======== PROVIDED DATA

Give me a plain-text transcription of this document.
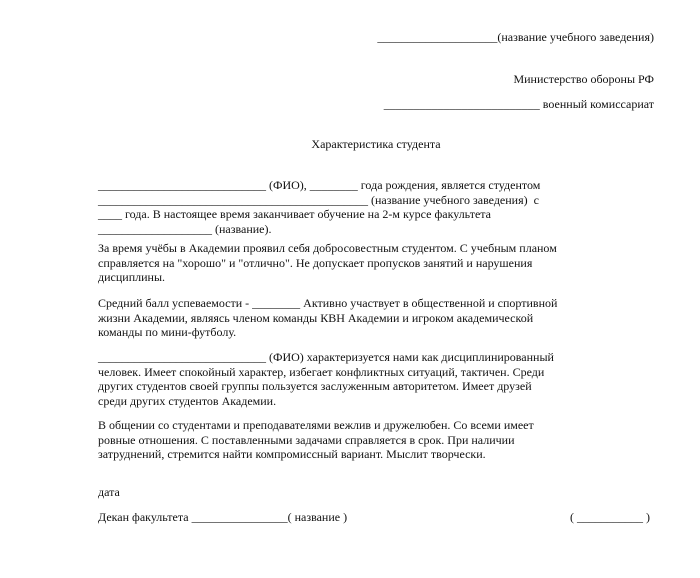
____________________(название учебного заведения)
Министерство обороны РФ
__________________________ военный комиссариат
Характеристика студента
____________________________ (ФИО), ________ года рождения, является студентом
_____________________________________________ (название учебного заведения)  с
____ года. В настоящее время заканчивает обучение на 2-м курсе факультета
___________________ (название).
За время учёбы в Академии проявил себя добросовестным студентом. С учебным планом
справляется на "хорошо" и "отлично". Не допускает пропусков занятий и нарушения
дисциплины.
Средний балл успеваемости - ________ Активно участвует в общественной и спортивной
жизни Академии, являясь членом команды КВН Академии и игроком академической
команды по мини-футболу.
____________________________ (ФИО) характеризуется нами как дисциплинированный
человек. Имеет спокойный характер, избегает конфликтных ситуаций, тактичен. Среди
других студентов своей группы пользуется заслуженным авторитетом. Имеет друзей
среди других студентов Академии.
В общении со студентами и преподавателями вежлив и дружелюбен. Со всеми имеет
ровные отношения. С поставленными задачами справляется в срок. При наличии
затруднений, стремится найти компромиссный вариант. Мыслит творчески.
дата
Декан факультета ________________( название )	( ___________ )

================

▶ _AIM_
In the records above, find the lines containing "факультета" and copy them.

▶ _RESULT OF THIS EXERCISE_
____ года. В настоящее время заканчивает обучение на 2-м курсе факультета
Декан факультета ________________( название )	( ___________ )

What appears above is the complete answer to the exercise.